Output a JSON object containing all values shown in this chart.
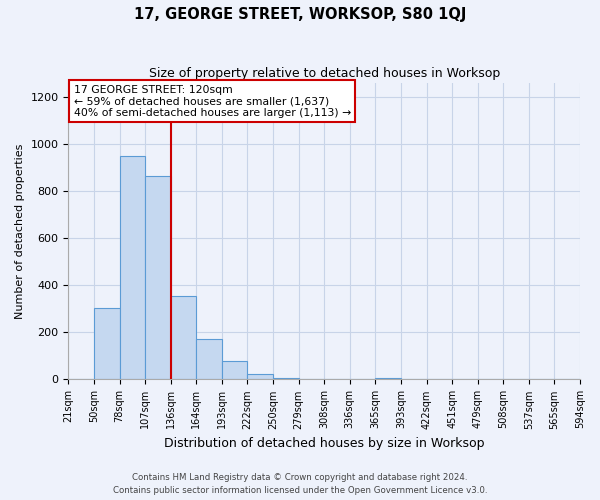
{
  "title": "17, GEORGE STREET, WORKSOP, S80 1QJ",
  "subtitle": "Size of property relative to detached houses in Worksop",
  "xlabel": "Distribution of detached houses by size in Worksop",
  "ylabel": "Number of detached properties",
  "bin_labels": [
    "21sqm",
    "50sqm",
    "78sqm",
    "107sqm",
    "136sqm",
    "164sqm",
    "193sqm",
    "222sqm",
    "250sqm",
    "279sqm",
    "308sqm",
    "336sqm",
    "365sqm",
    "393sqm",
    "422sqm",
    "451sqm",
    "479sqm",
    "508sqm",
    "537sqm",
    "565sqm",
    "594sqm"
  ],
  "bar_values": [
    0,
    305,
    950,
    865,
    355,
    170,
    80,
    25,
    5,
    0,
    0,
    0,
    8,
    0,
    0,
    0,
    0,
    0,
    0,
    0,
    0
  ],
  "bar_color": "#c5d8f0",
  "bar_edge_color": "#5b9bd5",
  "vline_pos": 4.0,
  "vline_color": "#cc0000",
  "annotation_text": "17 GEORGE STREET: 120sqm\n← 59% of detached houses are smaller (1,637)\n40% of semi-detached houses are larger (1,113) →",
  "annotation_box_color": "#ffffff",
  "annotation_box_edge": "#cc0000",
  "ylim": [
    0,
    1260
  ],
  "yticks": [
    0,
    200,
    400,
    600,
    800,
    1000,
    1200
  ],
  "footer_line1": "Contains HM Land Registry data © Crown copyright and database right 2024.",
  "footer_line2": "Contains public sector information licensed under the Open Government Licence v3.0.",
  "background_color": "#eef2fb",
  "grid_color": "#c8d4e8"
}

* **Written request**
From the entries above, output every line exactly and omit any image.

* **Finished exercise**
Output a JSON object containing all values shown in this chart.
{
  "title": "17, GEORGE STREET, WORKSOP, S80 1QJ",
  "subtitle": "Size of property relative to detached houses in Worksop",
  "xlabel": "Distribution of detached houses by size in Worksop",
  "ylabel": "Number of detached properties",
  "bin_labels": [
    "21sqm",
    "50sqm",
    "78sqm",
    "107sqm",
    "136sqm",
    "164sqm",
    "193sqm",
    "222sqm",
    "250sqm",
    "279sqm",
    "308sqm",
    "336sqm",
    "365sqm",
    "393sqm",
    "422sqm",
    "451sqm",
    "479sqm",
    "508sqm",
    "537sqm",
    "565sqm",
    "594sqm"
  ],
  "bar_values": [
    0,
    305,
    950,
    865,
    355,
    170,
    80,
    25,
    5,
    0,
    0,
    0,
    8,
    0,
    0,
    0,
    0,
    0,
    0,
    0,
    0
  ],
  "bar_color": "#c5d8f0",
  "bar_edge_color": "#5b9bd5",
  "vline_pos": 4.0,
  "vline_color": "#cc0000",
  "annotation_text": "17 GEORGE STREET: 120sqm\n← 59% of detached houses are smaller (1,637)\n40% of semi-detached houses are larger (1,113) →",
  "annotation_box_color": "#ffffff",
  "annotation_box_edge": "#cc0000",
  "ylim": [
    0,
    1260
  ],
  "yticks": [
    0,
    200,
    400,
    600,
    800,
    1000,
    1200
  ],
  "footer_line1": "Contains HM Land Registry data © Crown copyright and database right 2024.",
  "footer_line2": "Contains public sector information licensed under the Open Government Licence v3.0.",
  "background_color": "#eef2fb",
  "grid_color": "#c8d4e8"
}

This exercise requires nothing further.